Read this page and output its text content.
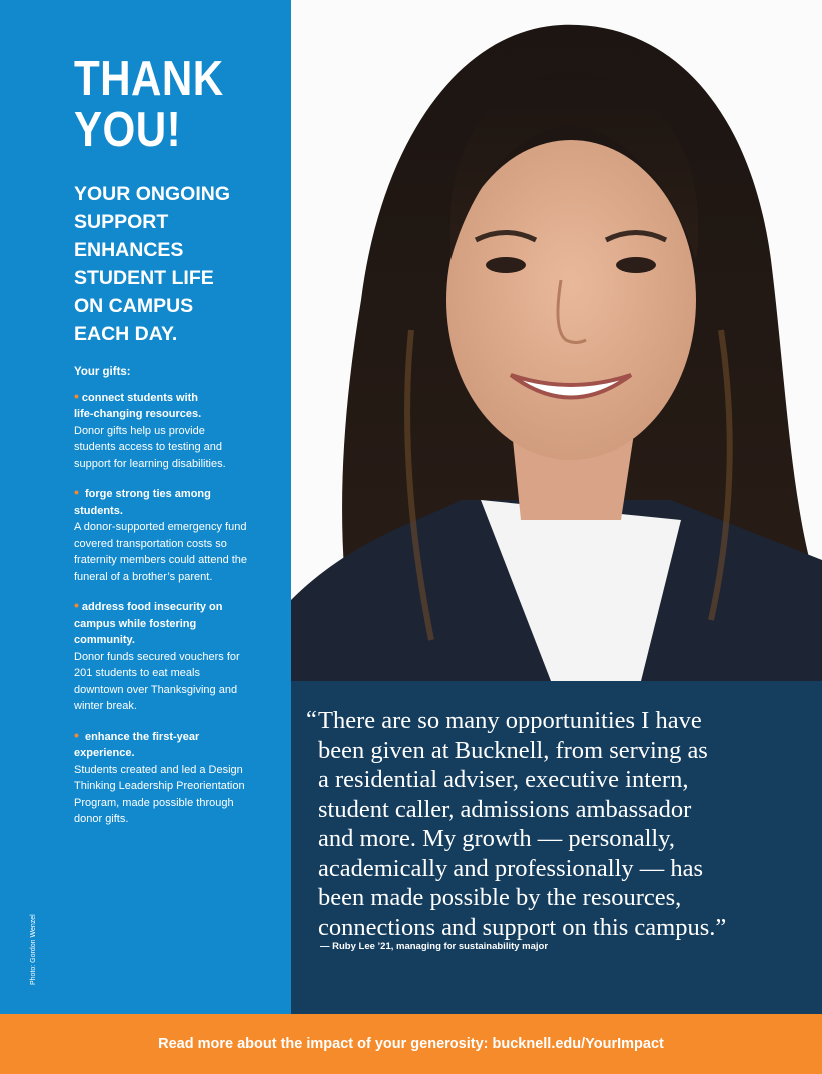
THANK
YOU!
YOUR ONGOING
SUPPORT
ENHANCES
STUDENT LIFE
ON CAMPUS
EACH DAY.
Your gifts:
• connect students with
life-changing resources.
Donor gifts help us provide
students access to testing and
support for learning disabilities.
• forge strong ties among
students.
A donor-supported emergency fund
covered transportation costs so
fraternity members could attend the
funeral of a brother’s parent.
• address food insecurity on
campus while fostering
community.
Donor funds secured vouchers for
201 students to eat meals
downtown over Thanksgiving and
winter break.
• enhance the first-year
experience.
Students created and led a Design
Thinking Leadership Preorientation
Program, made possible through
donor gifts.
Photo: Gordon Wenzel
“ There are so many opportunities I have
been given at Bucknell, from serving as
a residential adviser, executive intern,
student caller, admissions ambassador
and more. My growth — personally,
academically and professionally — has
been made possible by the resources,
connections and support on this campus.”
— Ruby Lee ’21, managing for sustainability major
Read more about the impact of your generosity: bucknell.edu/YourImpact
****************************************
→ TASK TO CARRY OUT:
Each entry gets copied exactly; the pictures stay out.

→ RESPONSE BELOW:
Read this page and output its text content.
THANK
YOU!
YOUR ONGOING
SUPPORT
ENHANCES
STUDENT LIFE
ON CAMPUS
EACH DAY.
Your gifts:
• connect students with
life-changing resources.
Donor gifts help us provide
students access to testing and
support for learning disabilities.
• forge strong ties among
students.
A donor-supported emergency fund
covered transportation costs so
fraternity members could attend the
funeral of a brother’s parent.
• address food insecurity on
campus while fostering
community.
Donor funds secured vouchers for
201 students to eat meals
downtown over Thanksgiving and
winter break.
• enhance the first-year
experience.
Students created and led a Design
Thinking Leadership Preorientation
Program, made possible through
donor gifts.
Photo: Gordon Wenzel
“ There are so many opportunities I have
been given at Bucknell, from serving as
a residential adviser, executive intern,
student caller, admissions ambassador
and more. My growth — personally,
academically and professionally — has
been made possible by the resources,
connections and support on this campus.”
— Ruby Lee ’21, managing for sustainability major
Read more about the impact of your generosity: bucknell.edu/YourImpact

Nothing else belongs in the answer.